Show every line where "icon" occurs.

┄┄┄┄┄┄┄┄┄┄┄┄┄┄┄┄┄┄┄┄

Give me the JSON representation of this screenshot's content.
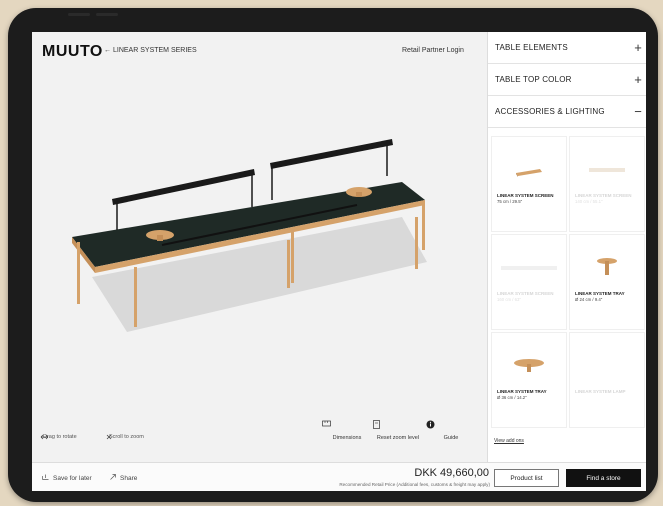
{
  "header": {
    "logo": "MUUTO",
    "back_link": "LINEAR SYSTEM SERIES",
    "retailer_login": "Retail Partner Login"
  },
  "viewer": {
    "hints": [
      {
        "label": "Drag to rotate",
        "icon": "drag-rotate-icon"
      },
      {
        "label": "Scroll to zoom",
        "icon": "zoom-icon"
      }
    ],
    "tools": [
      {
        "label": "Dimensions",
        "icon": "ruler-icon"
      },
      {
        "label": "Reset zoom level",
        "icon": "reset-icon"
      },
      {
        "label": "Guide",
        "icon": "info-icon"
      }
    ],
    "colors": {
      "tabletop": "#1f2a26",
      "wood": "#d5a26a",
      "screen_bar": "#1a1a1a"
    }
  },
  "panel": {
    "sections": [
      {
        "title": "TABLE ELEMENTS",
        "sign": "+"
      },
      {
        "title": "TABLE TOP COLOR",
        "sign": "+"
      },
      {
        "title": "ACCESSORIES & LIGHTING",
        "sign": "−"
      }
    ],
    "accessories": [
      {
        "name": "LINEAR SYSTEM SCREEN",
        "size": "75 cm / 29.5\"",
        "faded": false,
        "icon": "screen-product-icon"
      },
      {
        "name": "LINEAR SYSTEM SCREEN",
        "size": "140 cm / 55.1\"",
        "faded": true,
        "icon": "screen-product-icon"
      },
      {
        "name": "LINEAR SYSTEM SCREEN",
        "size": "160 cm / 63\"",
        "faded": true,
        "icon": "screen-product-icon"
      },
      {
        "name": "LINEAR SYSTEM TRAY",
        "size": "Ø 24 cm / 9.4\"",
        "faded": false,
        "icon": "tray-product-icon"
      },
      {
        "name": "LINEAR SYSTEM TRAY",
        "size": "Ø 36 cm / 14.2\"",
        "faded": false,
        "icon": "tray-product-icon"
      },
      {
        "name": "LINEAR SYSTEM LAMP",
        "size": "",
        "faded": true,
        "icon": "lamp-product-icon"
      }
    ],
    "view_add_link": "View add ons"
  },
  "bottombar": {
    "save_label": "Save for later",
    "share_label": "Share",
    "price": "DKK 49,660,00",
    "price_note": "Recommended Retail Price (Additional fees, customs & freight may apply)",
    "product_list_label": "Product list",
    "find_store_label": "Find a store"
  }
}
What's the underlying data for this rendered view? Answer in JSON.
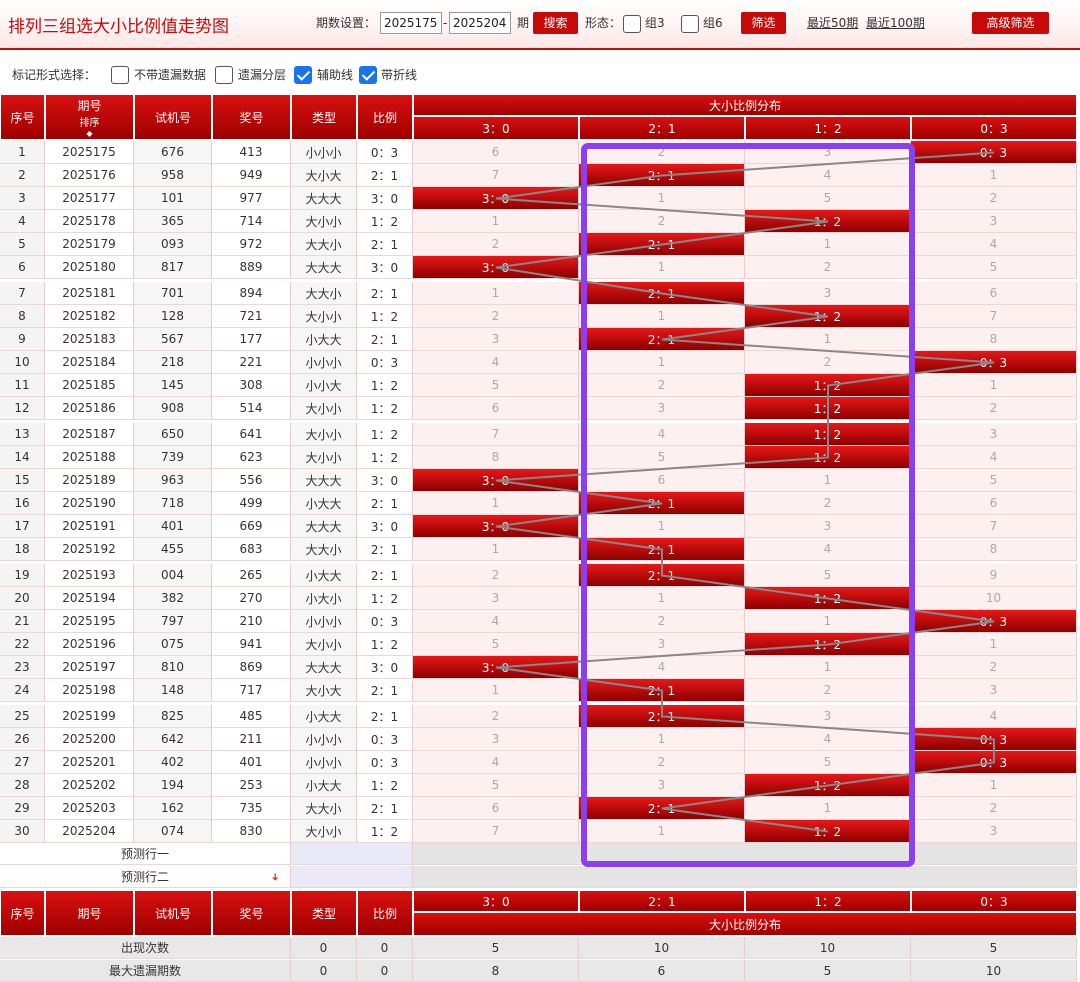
{
  "header": {
    "title": "排列三组选大小比例值走势图",
    "period_label": "期数设置：",
    "from": "2025175",
    "dash": "-",
    "to": "2025204",
    "period_unit": "期",
    "search": "搜索",
    "form_label": "形态：",
    "g3": "组3",
    "g6": "组6",
    "filter": "筛选",
    "recent50": "最近50期",
    "recent100": "最近100期",
    "advanced": "高级筛选"
  },
  "options": {
    "label": "标记形式选择：",
    "items": [
      {
        "label": "不带遗漏数据",
        "checked": false
      },
      {
        "label": "遗漏分层",
        "checked": false
      },
      {
        "label": "辅助线",
        "checked": true
      },
      {
        "label": "带折线",
        "checked": true
      }
    ]
  },
  "table": {
    "h_no": "序号",
    "h_period": "期号",
    "h_sort": "排序",
    "h_trial": "试机号",
    "h_award": "奖号",
    "h_type": "类型",
    "h_ratio": "比例",
    "h_dist": "大小比例分布",
    "cats": [
      "3：0",
      "2：1",
      "1：2",
      "0：3"
    ],
    "rows": [
      [
        "1",
        "2025175",
        "676",
        "413",
        "小小小",
        "0：3",
        [
          "6",
          "2",
          "3",
          "0：3"
        ]
      ],
      [
        "2",
        "2025176",
        "958",
        "949",
        "大小大",
        "2：1",
        [
          "7",
          "2：1",
          "4",
          "1"
        ]
      ],
      [
        "3",
        "2025177",
        "101",
        "977",
        "大大大",
        "3：0",
        [
          "3：0",
          "1",
          "5",
          "2"
        ]
      ],
      [
        "4",
        "2025178",
        "365",
        "714",
        "大小小",
        "1：2",
        [
          "1",
          "2",
          "1：2",
          "3"
        ]
      ],
      [
        "5",
        "2025179",
        "093",
        "972",
        "大大小",
        "2：1",
        [
          "2",
          "2：1",
          "1",
          "4"
        ]
      ],
      [
        "6",
        "2025180",
        "817",
        "889",
        "大大大",
        "3：0",
        [
          "3：0",
          "1",
          "2",
          "5"
        ]
      ],
      [
        "7",
        "2025181",
        "701",
        "894",
        "大大小",
        "2：1",
        [
          "1",
          "2：1",
          "3",
          "6"
        ]
      ],
      [
        "8",
        "2025182",
        "128",
        "721",
        "大小小",
        "1：2",
        [
          "2",
          "1",
          "1：2",
          "7"
        ]
      ],
      [
        "9",
        "2025183",
        "567",
        "177",
        "小大大",
        "2：1",
        [
          "3",
          "2：1",
          "1",
          "8"
        ]
      ],
      [
        "10",
        "2025184",
        "218",
        "221",
        "小小小",
        "0：3",
        [
          "4",
          "1",
          "2",
          "0：3"
        ]
      ],
      [
        "11",
        "2025185",
        "145",
        "308",
        "小小大",
        "1：2",
        [
          "5",
          "2",
          "1：2",
          "1"
        ]
      ],
      [
        "12",
        "2025186",
        "908",
        "514",
        "大小小",
        "1：2",
        [
          "6",
          "3",
          "1：2",
          "2"
        ]
      ],
      [
        "13",
        "2025187",
        "650",
        "641",
        "大小小",
        "1：2",
        [
          "7",
          "4",
          "1：2",
          "3"
        ]
      ],
      [
        "14",
        "2025188",
        "739",
        "623",
        "大小小",
        "1：2",
        [
          "8",
          "5",
          "1：2",
          "4"
        ]
      ],
      [
        "15",
        "2025189",
        "963",
        "556",
        "大大大",
        "3：0",
        [
          "3：0",
          "6",
          "1",
          "5"
        ]
      ],
      [
        "16",
        "2025190",
        "718",
        "499",
        "小大大",
        "2：1",
        [
          "1",
          "2：1",
          "2",
          "6"
        ]
      ],
      [
        "17",
        "2025191",
        "401",
        "669",
        "大大大",
        "3：0",
        [
          "3：0",
          "1",
          "3",
          "7"
        ]
      ],
      [
        "18",
        "2025192",
        "455",
        "683",
        "大大小",
        "2：1",
        [
          "1",
          "2：1",
          "4",
          "8"
        ]
      ],
      [
        "19",
        "2025193",
        "004",
        "265",
        "小大大",
        "2：1",
        [
          "2",
          "2：1",
          "5",
          "9"
        ]
      ],
      [
        "20",
        "2025194",
        "382",
        "270",
        "小大小",
        "1：2",
        [
          "3",
          "1",
          "1：2",
          "10"
        ]
      ],
      [
        "21",
        "2025195",
        "797",
        "210",
        "小小小",
        "0：3",
        [
          "4",
          "2",
          "1",
          "0：3"
        ]
      ],
      [
        "22",
        "2025196",
        "075",
        "941",
        "大小小",
        "1：2",
        [
          "5",
          "3",
          "1：2",
          "1"
        ]
      ],
      [
        "23",
        "2025197",
        "810",
        "869",
        "大大大",
        "3：0",
        [
          "3：0",
          "4",
          "1",
          "2"
        ]
      ],
      [
        "24",
        "2025198",
        "148",
        "717",
        "大小大",
        "2：1",
        [
          "1",
          "2：1",
          "2",
          "3"
        ]
      ],
      [
        "25",
        "2025199",
        "825",
        "485",
        "小大大",
        "2：1",
        [
          "2",
          "2：1",
          "3",
          "4"
        ]
      ],
      [
        "26",
        "2025200",
        "642",
        "211",
        "小小小",
        "0：3",
        [
          "3",
          "1",
          "4",
          "0：3"
        ]
      ],
      [
        "27",
        "2025201",
        "402",
        "401",
        "小小小",
        "0：3",
        [
          "4",
          "2",
          "5",
          "0：3"
        ]
      ],
      [
        "28",
        "2025202",
        "194",
        "253",
        "小大大",
        "1：2",
        [
          "5",
          "3",
          "1：2",
          "1"
        ]
      ],
      [
        "29",
        "2025203",
        "162",
        "735",
        "大大小",
        "2：1",
        [
          "6",
          "2：1",
          "1",
          "2"
        ]
      ],
      [
        "30",
        "2025204",
        "074",
        "830",
        "大小小",
        "1：2",
        [
          "7",
          "1",
          "1：2",
          "3"
        ]
      ]
    ],
    "forecast": [
      "预测行一",
      "预测行二"
    ],
    "footer_stats": [
      {
        "label": "出现次数",
        "values": [
          "0",
          "0",
          "5",
          "10",
          "10",
          "5"
        ]
      },
      {
        "label": "最大遗漏期数",
        "values": [
          "0",
          "0",
          "8",
          "6",
          "5",
          "10"
        ]
      }
    ]
  },
  "colors": {
    "accent": "#c60a0a",
    "highlight_box": "#8a3ff0"
  }
}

┄┄┄┄┄┄┄┄┄┄┄┄┄┄┄┄┄┄┄┄

### Solution to the problem
        "icon": "drag-rotate-icon"
        "icon": "zoom-icon"
        "icon": "ruler-icon"
        "icon": "reset-icon"
        "icon": "info-icon"
        "icon": "screen-product-icon"
        "icon": "screen-product-icon"
        "icon": "screen-product-icon"
        "icon": "tray-product-icon"
        "icon": "tray-product-icon"
        "icon": "lamp-product-icon"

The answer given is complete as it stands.